WHAT THE EXERCISE ASKS =
Reproduce the listing verbatim from its first line through the line containing "expand-arrow-icon[interactable]: ▸ (873, 107, 877, 115)", with both of those lines included.

STORED ROWS =
■ ■ ■ ■ ■

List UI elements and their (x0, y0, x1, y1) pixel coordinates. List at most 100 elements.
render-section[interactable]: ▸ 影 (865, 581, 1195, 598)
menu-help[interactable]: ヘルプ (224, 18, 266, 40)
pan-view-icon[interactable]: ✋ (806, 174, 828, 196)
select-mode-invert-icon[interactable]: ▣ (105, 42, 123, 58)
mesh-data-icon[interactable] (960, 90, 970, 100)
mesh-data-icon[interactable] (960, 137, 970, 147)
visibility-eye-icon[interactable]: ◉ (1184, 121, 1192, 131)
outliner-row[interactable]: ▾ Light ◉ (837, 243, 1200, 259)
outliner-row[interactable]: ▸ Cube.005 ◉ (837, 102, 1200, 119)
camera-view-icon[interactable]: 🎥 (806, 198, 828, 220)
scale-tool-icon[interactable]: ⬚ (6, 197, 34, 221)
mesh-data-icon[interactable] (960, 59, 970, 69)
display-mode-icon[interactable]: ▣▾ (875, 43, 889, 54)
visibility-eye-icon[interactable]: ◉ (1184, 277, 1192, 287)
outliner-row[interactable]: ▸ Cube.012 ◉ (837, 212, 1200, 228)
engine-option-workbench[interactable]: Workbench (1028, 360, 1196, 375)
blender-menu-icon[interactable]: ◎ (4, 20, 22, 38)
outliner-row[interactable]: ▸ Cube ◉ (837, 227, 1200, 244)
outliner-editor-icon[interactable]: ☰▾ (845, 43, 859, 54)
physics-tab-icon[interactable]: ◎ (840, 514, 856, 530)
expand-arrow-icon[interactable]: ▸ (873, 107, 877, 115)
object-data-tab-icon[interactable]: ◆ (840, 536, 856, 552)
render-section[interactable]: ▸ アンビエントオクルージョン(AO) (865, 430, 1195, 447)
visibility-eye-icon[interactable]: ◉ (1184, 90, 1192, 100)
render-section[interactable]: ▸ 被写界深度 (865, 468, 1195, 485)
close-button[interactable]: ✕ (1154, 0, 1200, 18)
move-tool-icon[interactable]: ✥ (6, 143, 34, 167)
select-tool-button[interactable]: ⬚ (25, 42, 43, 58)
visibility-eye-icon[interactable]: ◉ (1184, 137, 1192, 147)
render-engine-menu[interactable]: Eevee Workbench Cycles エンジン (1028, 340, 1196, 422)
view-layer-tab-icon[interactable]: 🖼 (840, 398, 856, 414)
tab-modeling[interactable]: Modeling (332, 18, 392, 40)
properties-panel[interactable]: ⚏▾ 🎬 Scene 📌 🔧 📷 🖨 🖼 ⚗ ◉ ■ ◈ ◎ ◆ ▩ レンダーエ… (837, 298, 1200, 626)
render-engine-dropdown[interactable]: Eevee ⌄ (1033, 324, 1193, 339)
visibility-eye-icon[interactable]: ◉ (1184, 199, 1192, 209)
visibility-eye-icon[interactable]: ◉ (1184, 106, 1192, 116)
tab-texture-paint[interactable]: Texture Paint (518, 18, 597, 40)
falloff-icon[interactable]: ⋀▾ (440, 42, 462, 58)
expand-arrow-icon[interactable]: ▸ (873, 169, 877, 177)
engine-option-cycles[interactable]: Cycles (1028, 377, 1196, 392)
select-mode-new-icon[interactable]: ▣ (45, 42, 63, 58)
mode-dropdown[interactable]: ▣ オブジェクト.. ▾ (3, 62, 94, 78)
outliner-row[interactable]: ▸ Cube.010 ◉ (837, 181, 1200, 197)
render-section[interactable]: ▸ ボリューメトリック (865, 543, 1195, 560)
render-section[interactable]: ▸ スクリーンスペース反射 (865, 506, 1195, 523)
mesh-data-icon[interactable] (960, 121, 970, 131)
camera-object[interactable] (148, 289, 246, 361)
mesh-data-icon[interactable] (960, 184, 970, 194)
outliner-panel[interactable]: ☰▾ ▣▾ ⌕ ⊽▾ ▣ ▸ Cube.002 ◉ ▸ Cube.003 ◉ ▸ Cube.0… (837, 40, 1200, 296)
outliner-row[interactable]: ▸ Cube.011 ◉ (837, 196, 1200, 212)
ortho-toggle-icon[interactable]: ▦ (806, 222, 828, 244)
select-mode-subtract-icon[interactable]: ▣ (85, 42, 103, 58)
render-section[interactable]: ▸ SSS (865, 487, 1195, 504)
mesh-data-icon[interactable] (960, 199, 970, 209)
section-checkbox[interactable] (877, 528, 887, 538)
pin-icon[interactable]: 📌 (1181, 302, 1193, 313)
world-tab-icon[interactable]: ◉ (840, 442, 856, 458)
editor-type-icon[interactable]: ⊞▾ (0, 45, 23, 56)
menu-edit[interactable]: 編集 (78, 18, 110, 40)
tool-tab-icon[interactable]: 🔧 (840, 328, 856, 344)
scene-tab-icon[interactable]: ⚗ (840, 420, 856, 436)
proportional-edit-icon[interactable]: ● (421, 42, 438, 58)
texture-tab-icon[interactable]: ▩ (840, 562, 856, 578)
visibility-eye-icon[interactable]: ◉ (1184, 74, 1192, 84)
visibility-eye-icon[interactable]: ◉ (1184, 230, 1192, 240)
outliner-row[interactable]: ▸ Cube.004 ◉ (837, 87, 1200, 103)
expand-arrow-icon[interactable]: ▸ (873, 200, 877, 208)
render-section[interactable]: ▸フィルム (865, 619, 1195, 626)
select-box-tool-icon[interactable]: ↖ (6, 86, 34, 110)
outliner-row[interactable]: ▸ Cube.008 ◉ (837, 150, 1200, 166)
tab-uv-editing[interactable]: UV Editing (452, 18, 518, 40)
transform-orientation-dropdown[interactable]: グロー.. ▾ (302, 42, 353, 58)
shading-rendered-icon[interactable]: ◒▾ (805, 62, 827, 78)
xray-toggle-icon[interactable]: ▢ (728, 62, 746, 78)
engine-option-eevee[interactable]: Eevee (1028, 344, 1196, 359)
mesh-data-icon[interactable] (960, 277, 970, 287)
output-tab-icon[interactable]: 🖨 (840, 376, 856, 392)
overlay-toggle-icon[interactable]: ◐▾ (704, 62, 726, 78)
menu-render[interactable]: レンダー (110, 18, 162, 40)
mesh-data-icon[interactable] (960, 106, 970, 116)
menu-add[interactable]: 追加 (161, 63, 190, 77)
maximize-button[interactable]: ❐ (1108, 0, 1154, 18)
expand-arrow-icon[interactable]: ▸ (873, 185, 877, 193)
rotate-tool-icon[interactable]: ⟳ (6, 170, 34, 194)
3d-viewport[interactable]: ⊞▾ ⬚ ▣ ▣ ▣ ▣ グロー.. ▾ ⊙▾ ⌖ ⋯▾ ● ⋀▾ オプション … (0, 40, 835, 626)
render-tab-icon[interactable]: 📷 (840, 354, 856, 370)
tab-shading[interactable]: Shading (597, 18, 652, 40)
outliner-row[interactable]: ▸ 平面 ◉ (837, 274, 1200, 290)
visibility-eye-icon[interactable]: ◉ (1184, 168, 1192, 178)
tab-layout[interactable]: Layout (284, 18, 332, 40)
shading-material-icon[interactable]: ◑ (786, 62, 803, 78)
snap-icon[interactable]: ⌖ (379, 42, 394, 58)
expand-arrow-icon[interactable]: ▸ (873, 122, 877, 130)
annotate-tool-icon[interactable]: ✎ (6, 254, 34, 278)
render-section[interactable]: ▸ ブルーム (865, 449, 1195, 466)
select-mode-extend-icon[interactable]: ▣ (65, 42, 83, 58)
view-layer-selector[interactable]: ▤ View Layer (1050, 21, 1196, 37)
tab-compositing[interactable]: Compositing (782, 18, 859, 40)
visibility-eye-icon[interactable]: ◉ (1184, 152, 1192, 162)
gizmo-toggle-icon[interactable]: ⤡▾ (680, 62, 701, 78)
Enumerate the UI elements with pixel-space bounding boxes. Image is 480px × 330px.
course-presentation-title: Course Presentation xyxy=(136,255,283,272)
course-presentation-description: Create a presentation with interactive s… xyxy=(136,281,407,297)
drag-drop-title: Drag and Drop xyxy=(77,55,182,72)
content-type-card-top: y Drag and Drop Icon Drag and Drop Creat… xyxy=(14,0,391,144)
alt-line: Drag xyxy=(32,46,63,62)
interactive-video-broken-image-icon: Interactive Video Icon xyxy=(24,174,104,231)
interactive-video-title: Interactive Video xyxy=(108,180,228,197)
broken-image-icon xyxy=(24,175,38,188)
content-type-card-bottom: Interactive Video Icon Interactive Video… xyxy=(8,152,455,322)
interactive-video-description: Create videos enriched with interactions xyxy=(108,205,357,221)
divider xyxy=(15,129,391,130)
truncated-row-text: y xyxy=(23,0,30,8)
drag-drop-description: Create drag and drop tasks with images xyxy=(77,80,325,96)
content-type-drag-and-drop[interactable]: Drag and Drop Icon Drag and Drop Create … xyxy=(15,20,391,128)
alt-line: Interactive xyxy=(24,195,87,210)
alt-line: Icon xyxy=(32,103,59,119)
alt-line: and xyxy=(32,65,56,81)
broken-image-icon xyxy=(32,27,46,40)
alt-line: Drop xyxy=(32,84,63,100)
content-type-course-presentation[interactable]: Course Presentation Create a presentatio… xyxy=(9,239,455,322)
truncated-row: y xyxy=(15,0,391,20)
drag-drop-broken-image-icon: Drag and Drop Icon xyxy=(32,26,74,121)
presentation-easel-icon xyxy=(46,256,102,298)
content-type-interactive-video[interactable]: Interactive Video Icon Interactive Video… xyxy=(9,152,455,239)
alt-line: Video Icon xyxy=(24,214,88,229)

■ ■ ■ ■ ■

ANSWER TO THE EXERCISE =
List UI elements and their (x0, y0, x1, y1) pixel coordinates. List at most 100 elements.
render-section[interactable]: ▸ 影 (865, 581, 1195, 598)
menu-help[interactable]: ヘルプ (224, 18, 266, 40)
pan-view-icon[interactable]: ✋ (806, 174, 828, 196)
select-mode-invert-icon[interactable]: ▣ (105, 42, 123, 58)
mesh-data-icon[interactable] (960, 90, 970, 100)
mesh-data-icon[interactable] (960, 137, 970, 147)
visibility-eye-icon[interactable]: ◉ (1184, 121, 1192, 131)
outliner-row[interactable]: ▾ Light ◉ (837, 243, 1200, 259)
outliner-row[interactable]: ▸ Cube.005 ◉ (837, 102, 1200, 119)
camera-view-icon[interactable]: 🎥 (806, 198, 828, 220)
scale-tool-icon[interactable]: ⬚ (6, 197, 34, 221)
mesh-data-icon[interactable] (960, 59, 970, 69)
display-mode-icon[interactable]: ▣▾ (875, 43, 889, 54)
visibility-eye-icon[interactable]: ◉ (1184, 277, 1192, 287)
outliner-row[interactable]: ▸ Cube.012 ◉ (837, 212, 1200, 228)
engine-option-workbench[interactable]: Workbench (1028, 360, 1196, 375)
blender-menu-icon[interactable]: ◎ (4, 20, 22, 38)
outliner-row[interactable]: ▸ Cube ◉ (837, 227, 1200, 244)
outliner-editor-icon[interactable]: ☰▾ (845, 43, 859, 54)
physics-tab-icon[interactable]: ◎ (840, 514, 856, 530)
expand-arrow-icon[interactable]: ▸ (873, 107, 877, 115)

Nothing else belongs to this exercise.